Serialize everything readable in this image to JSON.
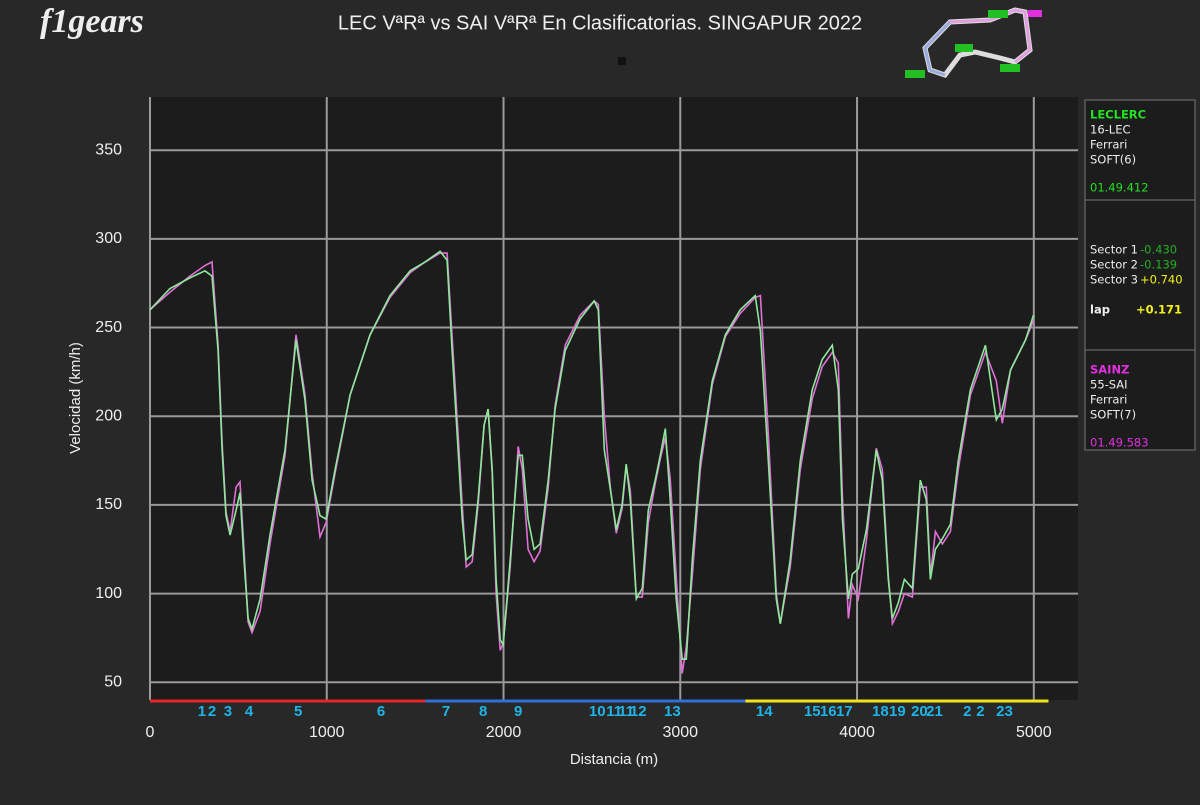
{
  "chart_data": {
    "type": "line",
    "title": "LEC VªRª vs SAI VªRª En Clasificatorias. SINGAPUR 2022",
    "logo": "f1gears",
    "xlabel": "Distancia (m)",
    "ylabel": "Velocidad (km/h)",
    "xlim": [
      0,
      5250
    ],
    "ylim": [
      40,
      380
    ],
    "xticks": [
      0,
      1000,
      2000,
      3000,
      4000,
      5000
    ],
    "yticks": [
      50,
      100,
      150,
      200,
      250,
      300,
      350
    ],
    "grid": true,
    "x": [
      0,
      113,
      226,
      311,
      351,
      385,
      408,
      430,
      453,
      487,
      509,
      532,
      555,
      577,
      623,
      679,
      764,
      826,
      877,
      917,
      962,
      996,
      1047,
      1132,
      1245,
      1358,
      1472,
      1557,
      1641,
      1681,
      1709,
      1743,
      1766,
      1789,
      1823,
      1856,
      1890,
      1913,
      1936,
      1958,
      1981,
      1998,
      2038,
      2083,
      2106,
      2139,
      2173,
      2207,
      2253,
      2292,
      2349,
      2434,
      2513,
      2536,
      2570,
      2604,
      2638,
      2671,
      2694,
      2717,
      2751,
      2785,
      2819,
      2858,
      2887,
      2915,
      2943,
      2977,
      3011,
      3034,
      3068,
      3113,
      3181,
      3255,
      3339,
      3424,
      3453,
      3498,
      3543,
      3566,
      3622,
      3679,
      3747,
      3803,
      3860,
      3894,
      3917,
      3951,
      3973,
      4007,
      4053,
      4109,
      4143,
      4177,
      4200,
      4234,
      4268,
      4313,
      4358,
      4392,
      4415,
      4443,
      4483,
      4528,
      4573,
      4641,
      4726,
      4788,
      4822,
      4868,
      4953,
      4998
    ],
    "series": [
      {
        "name": "SAINZ",
        "color": "#e070d8",
        "values": [
          260,
          270,
          279,
          285,
          287,
          240,
          185,
          146,
          135,
          160,
          163,
          125,
          84,
          78,
          90,
          128,
          178,
          246,
          212,
          168,
          132,
          140,
          168,
          212,
          246,
          267,
          281,
          287,
          292,
          292,
          245,
          190,
          150,
          115,
          118,
          150,
          195,
          204,
          168,
          100,
          68,
          72,
          115,
          183,
          170,
          125,
          118,
          124,
          160,
          206,
          240,
          257,
          265,
          263,
          200,
          160,
          134,
          148,
          172,
          158,
          98,
          98,
          140,
          162,
          176,
          188,
          165,
          110,
          55,
          70,
          110,
          170,
          218,
          245,
          258,
          267,
          268,
          190,
          100,
          83,
          115,
          170,
          210,
          228,
          236,
          230,
          155,
          86,
          105,
          97,
          130,
          182,
          170,
          110,
          83,
          90,
          100,
          98,
          160,
          160,
          110,
          135,
          128,
          135,
          170,
          212,
          236,
          220,
          196,
          226,
          243,
          254
        ]
      },
      {
        "name": "LECLERC",
        "color": "#8ee89a",
        "values": [
          260,
          272,
          278,
          282,
          279,
          237,
          181,
          144,
          133,
          147,
          157,
          119,
          86,
          80,
          97,
          133,
          181,
          243,
          209,
          164,
          144,
          142,
          170,
          212,
          246,
          268,
          282,
          287,
          293,
          288,
          237,
          181,
          142,
          119,
          122,
          153,
          195,
          204,
          170,
          108,
          74,
          71,
          119,
          178,
          178,
          142,
          125,
          128,
          164,
          204,
          237,
          255,
          265,
          260,
          181,
          159,
          136,
          150,
          173,
          153,
          97,
          103,
          147,
          164,
          178,
          193,
          153,
          97,
          63,
          63,
          119,
          175,
          220,
          246,
          260,
          268,
          248,
          175,
          97,
          83,
          119,
          175,
          215,
          232,
          240,
          215,
          142,
          97,
          111,
          114,
          136,
          181,
          164,
          108,
          86,
          95,
          108,
          103,
          164,
          153,
          108,
          125,
          131,
          139,
          175,
          215,
          240,
          198,
          204,
          226,
          243,
          257
        ]
      }
    ],
    "turns": [
      {
        "label": "1",
        "x": 294
      },
      {
        "label": "2",
        "x": 351
      },
      {
        "label": "3",
        "x": 441
      },
      {
        "label": "4",
        "x": 560
      },
      {
        "label": "5",
        "x": 838
      },
      {
        "label": "6",
        "x": 1307
      },
      {
        "label": "7",
        "x": 1675
      },
      {
        "label": "8",
        "x": 1885
      },
      {
        "label": "9",
        "x": 2083
      },
      {
        "label": "10",
        "x": 2530
      },
      {
        "label": "11",
        "x": 2626
      },
      {
        "label": "11",
        "x": 2694
      },
      {
        "label": "12",
        "x": 2762
      },
      {
        "label": "13",
        "x": 2955
      },
      {
        "label": "14",
        "x": 3475
      },
      {
        "label": "15",
        "x": 3747
      },
      {
        "label": "16",
        "x": 3837
      },
      {
        "label": "17",
        "x": 3928
      },
      {
        "label": "18",
        "x": 4132
      },
      {
        "label": "19",
        "x": 4228
      },
      {
        "label": "20",
        "x": 4353
      },
      {
        "label": "21",
        "x": 4438
      },
      {
        "label": "2",
        "x": 4624
      },
      {
        "label": "2",
        "x": 4698
      },
      {
        "label": "23",
        "x": 4834
      }
    ],
    "turn_color": "#1fb4e8",
    "sectors": [
      {
        "color": "#e8242a",
        "start": 0,
        "end": 1557
      },
      {
        "color": "#2f6fd8",
        "start": 1557,
        "end": 3368
      },
      {
        "color": "#f2e21a",
        "start": 3368,
        "end": 5083
      }
    ],
    "legend": {
      "driver1": {
        "name": "LECLERC",
        "number": "16-LEC",
        "team": "Ferrari",
        "tyre": "SOFT(6)",
        "lap_time": "01.49.412"
      },
      "sectors": [
        {
          "label": "Sector 1",
          "delta": "-0.430",
          "color": "#22b022"
        },
        {
          "label": "Sector 2",
          "delta": "-0.139",
          "color": "#22b022"
        },
        {
          "label": "Sector 3",
          "delta": "+0.740",
          "color": "#f2f21a"
        }
      ],
      "lap": {
        "label": "lap",
        "delta": "+0.171",
        "color": "#f2f21a"
      },
      "driver2": {
        "name": "SAINZ",
        "number": "55-SAI",
        "team": "Ferrari",
        "tyre": "SOFT(7)",
        "lap_time": "01.49.583"
      }
    }
  }
}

------------------------------------------------

** What is expected **
Write out the records above exactly as they stand, leaving out every picture.

** Output below **
Serialize everything readable in this image to JSON.
{
  "chart_data": {
    "type": "line",
    "title": "LEC VªRª vs SAI VªRª En Clasificatorias. SINGAPUR 2022",
    "logo": "f1gears",
    "xlabel": "Distancia (m)",
    "ylabel": "Velocidad (km/h)",
    "xlim": [
      0,
      5250
    ],
    "ylim": [
      40,
      380
    ],
    "xticks": [
      0,
      1000,
      2000,
      3000,
      4000,
      5000
    ],
    "yticks": [
      50,
      100,
      150,
      200,
      250,
      300,
      350
    ],
    "grid": true,
    "x": [
      0,
      113,
      226,
      311,
      351,
      385,
      408,
      430,
      453,
      487,
      509,
      532,
      555,
      577,
      623,
      679,
      764,
      826,
      877,
      917,
      962,
      996,
      1047,
      1132,
      1245,
      1358,
      1472,
      1557,
      1641,
      1681,
      1709,
      1743,
      1766,
      1789,
      1823,
      1856,
      1890,
      1913,
      1936,
      1958,
      1981,
      1998,
      2038,
      2083,
      2106,
      2139,
      2173,
      2207,
      2253,
      2292,
      2349,
      2434,
      2513,
      2536,
      2570,
      2604,
      2638,
      2671,
      2694,
      2717,
      2751,
      2785,
      2819,
      2858,
      2887,
      2915,
      2943,
      2977,
      3011,
      3034,
      3068,
      3113,
      3181,
      3255,
      3339,
      3424,
      3453,
      3498,
      3543,
      3566,
      3622,
      3679,
      3747,
      3803,
      3860,
      3894,
      3917,
      3951,
      3973,
      4007,
      4053,
      4109,
      4143,
      4177,
      4200,
      4234,
      4268,
      4313,
      4358,
      4392,
      4415,
      4443,
      4483,
      4528,
      4573,
      4641,
      4726,
      4788,
      4822,
      4868,
      4953,
      4998
    ],
    "series": [
      {
        "name": "SAINZ",
        "color": "#e070d8",
        "values": [
          260,
          270,
          279,
          285,
          287,
          240,
          185,
          146,
          135,
          160,
          163,
          125,
          84,
          78,
          90,
          128,
          178,
          246,
          212,
          168,
          132,
          140,
          168,
          212,
          246,
          267,
          281,
          287,
          292,
          292,
          245,
          190,
          150,
          115,
          118,
          150,
          195,
          204,
          168,
          100,
          68,
          72,
          115,
          183,
          170,
          125,
          118,
          124,
          160,
          206,
          240,
          257,
          265,
          263,
          200,
          160,
          134,
          148,
          172,
          158,
          98,
          98,
          140,
          162,
          176,
          188,
          165,
          110,
          55,
          70,
          110,
          170,
          218,
          245,
          258,
          267,
          268,
          190,
          100,
          83,
          115,
          170,
          210,
          228,
          236,
          230,
          155,
          86,
          105,
          97,
          130,
          182,
          170,
          110,
          83,
          90,
          100,
          98,
          160,
          160,
          110,
          135,
          128,
          135,
          170,
          212,
          236,
          220,
          196,
          226,
          243,
          254
        ]
      },
      {
        "name": "LECLERC",
        "color": "#8ee89a",
        "values": [
          260,
          272,
          278,
          282,
          279,
          237,
          181,
          144,
          133,
          147,
          157,
          119,
          86,
          80,
          97,
          133,
          181,
          243,
          209,
          164,
          144,
          142,
          170,
          212,
          246,
          268,
          282,
          287,
          293,
          288,
          237,
          181,
          142,
          119,
          122,
          153,
          195,
          204,
          170,
          108,
          74,
          71,
          119,
          178,
          178,
          142,
          125,
          128,
          164,
          204,
          237,
          255,
          265,
          260,
          181,
          159,
          136,
          150,
          173,
          153,
          97,
          103,
          147,
          164,
          178,
          193,
          153,
          97,
          63,
          63,
          119,
          175,
          220,
          246,
          260,
          268,
          248,
          175,
          97,
          83,
          119,
          175,
          215,
          232,
          240,
          215,
          142,
          97,
          111,
          114,
          136,
          181,
          164,
          108,
          86,
          95,
          108,
          103,
          164,
          153,
          108,
          125,
          131,
          139,
          175,
          215,
          240,
          198,
          204,
          226,
          243,
          257
        ]
      }
    ],
    "turns": [
      {
        "label": "1",
        "x": 294
      },
      {
        "label": "2",
        "x": 351
      },
      {
        "label": "3",
        "x": 441
      },
      {
        "label": "4",
        "x": 560
      },
      {
        "label": "5",
        "x": 838
      },
      {
        "label": "6",
        "x": 1307
      },
      {
        "label": "7",
        "x": 1675
      },
      {
        "label": "8",
        "x": 1885
      },
      {
        "label": "9",
        "x": 2083
      },
      {
        "label": "10",
        "x": 2530
      },
      {
        "label": "11",
        "x": 2626
      },
      {
        "label": "11",
        "x": 2694
      },
      {
        "label": "12",
        "x": 2762
      },
      {
        "label": "13",
        "x": 2955
      },
      {
        "label": "14",
        "x": 3475
      },
      {
        "label": "15",
        "x": 3747
      },
      {
        "label": "16",
        "x": 3837
      },
      {
        "label": "17",
        "x": 3928
      },
      {
        "label": "18",
        "x": 4132
      },
      {
        "label": "19",
        "x": 4228
      },
      {
        "label": "20",
        "x": 4353
      },
      {
        "label": "21",
        "x": 4438
      },
      {
        "label": "2",
        "x": 4624
      },
      {
        "label": "2",
        "x": 4698
      },
      {
        "label": "23",
        "x": 4834
      }
    ],
    "turn_color": "#1fb4e8",
    "sectors": [
      {
        "color": "#e8242a",
        "start": 0,
        "end": 1557
      },
      {
        "color": "#2f6fd8",
        "start": 1557,
        "end": 3368
      },
      {
        "color": "#f2e21a",
        "start": 3368,
        "end": 5083
      }
    ],
    "legend": {
      "driver1": {
        "name": "LECLERC",
        "number": "16-LEC",
        "team": "Ferrari",
        "tyre": "SOFT(6)",
        "lap_time": "01.49.412"
      },
      "sectors": [
        {
          "label": "Sector 1",
          "delta": "-0.430",
          "color": "#22b022"
        },
        {
          "label": "Sector 2",
          "delta": "-0.139",
          "color": "#22b022"
        },
        {
          "label": "Sector 3",
          "delta": "+0.740",
          "color": "#f2f21a"
        }
      ],
      "lap": {
        "label": "lap",
        "delta": "+0.171",
        "color": "#f2f21a"
      },
      "driver2": {
        "name": "SAINZ",
        "number": "55-SAI",
        "team": "Ferrari",
        "tyre": "SOFT(7)",
        "lap_time": "01.49.583"
      }
    }
  }
}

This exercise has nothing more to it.